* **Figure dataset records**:
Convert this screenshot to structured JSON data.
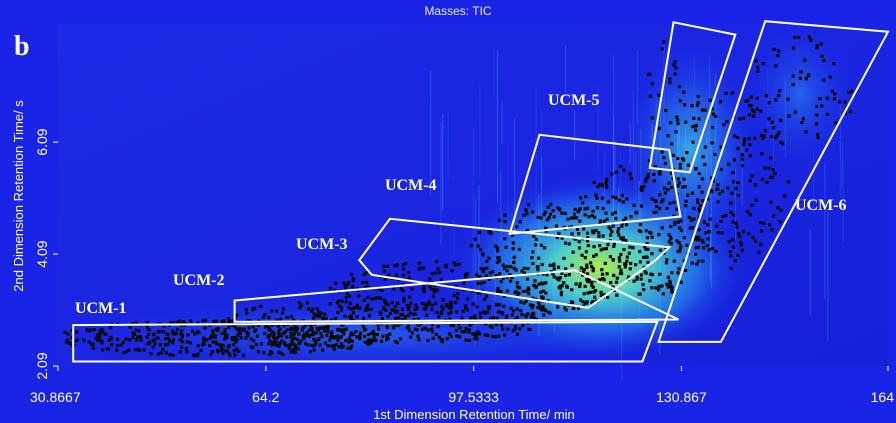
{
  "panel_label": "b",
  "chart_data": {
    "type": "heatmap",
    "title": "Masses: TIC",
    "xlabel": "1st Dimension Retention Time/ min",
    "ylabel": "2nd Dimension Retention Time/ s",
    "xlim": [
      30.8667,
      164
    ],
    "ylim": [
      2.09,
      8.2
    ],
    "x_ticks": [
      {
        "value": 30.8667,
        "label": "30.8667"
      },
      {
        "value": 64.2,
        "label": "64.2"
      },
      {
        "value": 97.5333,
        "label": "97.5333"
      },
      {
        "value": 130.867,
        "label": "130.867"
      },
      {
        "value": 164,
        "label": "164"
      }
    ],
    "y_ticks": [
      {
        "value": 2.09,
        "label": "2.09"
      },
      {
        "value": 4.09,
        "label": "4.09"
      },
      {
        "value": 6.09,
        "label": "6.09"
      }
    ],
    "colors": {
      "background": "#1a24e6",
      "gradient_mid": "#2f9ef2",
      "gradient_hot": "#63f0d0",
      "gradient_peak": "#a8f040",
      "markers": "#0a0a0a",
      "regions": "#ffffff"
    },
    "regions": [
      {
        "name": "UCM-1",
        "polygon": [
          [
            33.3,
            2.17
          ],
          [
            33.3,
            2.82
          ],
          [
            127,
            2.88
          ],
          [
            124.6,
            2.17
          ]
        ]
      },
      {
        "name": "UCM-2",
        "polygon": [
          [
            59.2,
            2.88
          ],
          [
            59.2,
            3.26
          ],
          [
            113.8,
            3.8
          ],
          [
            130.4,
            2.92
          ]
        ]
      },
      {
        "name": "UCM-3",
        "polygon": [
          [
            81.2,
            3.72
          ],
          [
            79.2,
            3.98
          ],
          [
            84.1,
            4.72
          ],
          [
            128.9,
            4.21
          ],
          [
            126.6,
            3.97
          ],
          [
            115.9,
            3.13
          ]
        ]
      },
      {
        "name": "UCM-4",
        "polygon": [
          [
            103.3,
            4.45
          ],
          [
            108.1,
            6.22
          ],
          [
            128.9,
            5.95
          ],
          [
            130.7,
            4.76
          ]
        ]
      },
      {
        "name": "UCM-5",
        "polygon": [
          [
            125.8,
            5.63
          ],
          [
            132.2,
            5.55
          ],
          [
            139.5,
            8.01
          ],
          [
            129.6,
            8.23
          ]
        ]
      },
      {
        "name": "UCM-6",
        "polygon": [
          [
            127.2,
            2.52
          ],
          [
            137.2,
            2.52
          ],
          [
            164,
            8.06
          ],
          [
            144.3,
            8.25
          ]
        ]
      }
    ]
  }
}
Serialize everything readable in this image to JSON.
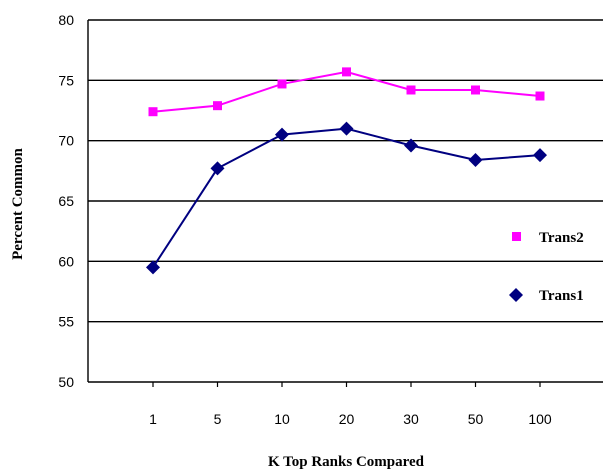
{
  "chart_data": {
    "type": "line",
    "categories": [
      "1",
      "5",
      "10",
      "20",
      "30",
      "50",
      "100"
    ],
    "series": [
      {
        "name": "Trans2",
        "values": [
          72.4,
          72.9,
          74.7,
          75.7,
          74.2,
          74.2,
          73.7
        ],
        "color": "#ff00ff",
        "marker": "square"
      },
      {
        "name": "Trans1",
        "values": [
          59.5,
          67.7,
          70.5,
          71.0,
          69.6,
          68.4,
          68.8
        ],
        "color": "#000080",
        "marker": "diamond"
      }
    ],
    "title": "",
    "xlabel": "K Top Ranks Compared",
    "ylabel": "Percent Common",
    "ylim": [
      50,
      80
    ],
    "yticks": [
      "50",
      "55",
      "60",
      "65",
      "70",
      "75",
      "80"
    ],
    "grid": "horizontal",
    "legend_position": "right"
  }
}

* **What you have to do**: Return the full material word for word. Do not include the pictures.

* **Response to this task**:
Convert this screenshot to structured JSON data.
{
  "panel_label": "b",
  "chart_data": {
    "type": "heatmap",
    "title": "Masses: TIC",
    "xlabel": "1st Dimension Retention Time/ min",
    "ylabel": "2nd Dimension Retention Time/ s",
    "xlim": [
      30.8667,
      164
    ],
    "ylim": [
      2.09,
      8.2
    ],
    "x_ticks": [
      {
        "value": 30.8667,
        "label": "30.8667"
      },
      {
        "value": 64.2,
        "label": "64.2"
      },
      {
        "value": 97.5333,
        "label": "97.5333"
      },
      {
        "value": 130.867,
        "label": "130.867"
      },
      {
        "value": 164,
        "label": "164"
      }
    ],
    "y_ticks": [
      {
        "value": 2.09,
        "label": "2.09"
      },
      {
        "value": 4.09,
        "label": "4.09"
      },
      {
        "value": 6.09,
        "label": "6.09"
      }
    ],
    "colors": {
      "background": "#1a24e6",
      "gradient_mid": "#2f9ef2",
      "gradient_hot": "#63f0d0",
      "gradient_peak": "#a8f040",
      "markers": "#0a0a0a",
      "regions": "#ffffff"
    },
    "regions": [
      {
        "name": "UCM-1",
        "polygon": [
          [
            33.3,
            2.17
          ],
          [
            33.3,
            2.82
          ],
          [
            127,
            2.88
          ],
          [
            124.6,
            2.17
          ]
        ]
      },
      {
        "name": "UCM-2",
        "polygon": [
          [
            59.2,
            2.88
          ],
          [
            59.2,
            3.26
          ],
          [
            113.8,
            3.8
          ],
          [
            130.4,
            2.92
          ]
        ]
      },
      {
        "name": "UCM-3",
        "polygon": [
          [
            81.2,
            3.72
          ],
          [
            79.2,
            3.98
          ],
          [
            84.1,
            4.72
          ],
          [
            128.9,
            4.21
          ],
          [
            126.6,
            3.97
          ],
          [
            115.9,
            3.13
          ]
        ]
      },
      {
        "name": "UCM-4",
        "polygon": [
          [
            103.3,
            4.45
          ],
          [
            108.1,
            6.22
          ],
          [
            128.9,
            5.95
          ],
          [
            130.7,
            4.76
          ]
        ]
      },
      {
        "name": "UCM-5",
        "polygon": [
          [
            125.8,
            5.63
          ],
          [
            132.2,
            5.55
          ],
          [
            139.5,
            8.01
          ],
          [
            129.6,
            8.23
          ]
        ]
      },
      {
        "name": "UCM-6",
        "polygon": [
          [
            127.2,
            2.52
          ],
          [
            137.2,
            2.52
          ],
          [
            164,
            8.06
          ],
          [
            144.3,
            8.25
          ]
        ]
      }
    ]
  }
}
Serialize everything readable in this image to JSON.
{
  "chart_data": {
    "type": "line",
    "categories": [
      "1",
      "5",
      "10",
      "20",
      "30",
      "50",
      "100"
    ],
    "series": [
      {
        "name": "Trans2",
        "values": [
          72.4,
          72.9,
          74.7,
          75.7,
          74.2,
          74.2,
          73.7
        ],
        "color": "#ff00ff",
        "marker": "square"
      },
      {
        "name": "Trans1",
        "values": [
          59.5,
          67.7,
          70.5,
          71.0,
          69.6,
          68.4,
          68.8
        ],
        "color": "#000080",
        "marker": "diamond"
      }
    ],
    "title": "",
    "xlabel": "K Top Ranks Compared",
    "ylabel": "Percent Common",
    "ylim": [
      50,
      80
    ],
    "yticks": [
      "50",
      "55",
      "60",
      "65",
      "70",
      "75",
      "80"
    ],
    "grid": "horizontal",
    "legend_position": "right"
  }
}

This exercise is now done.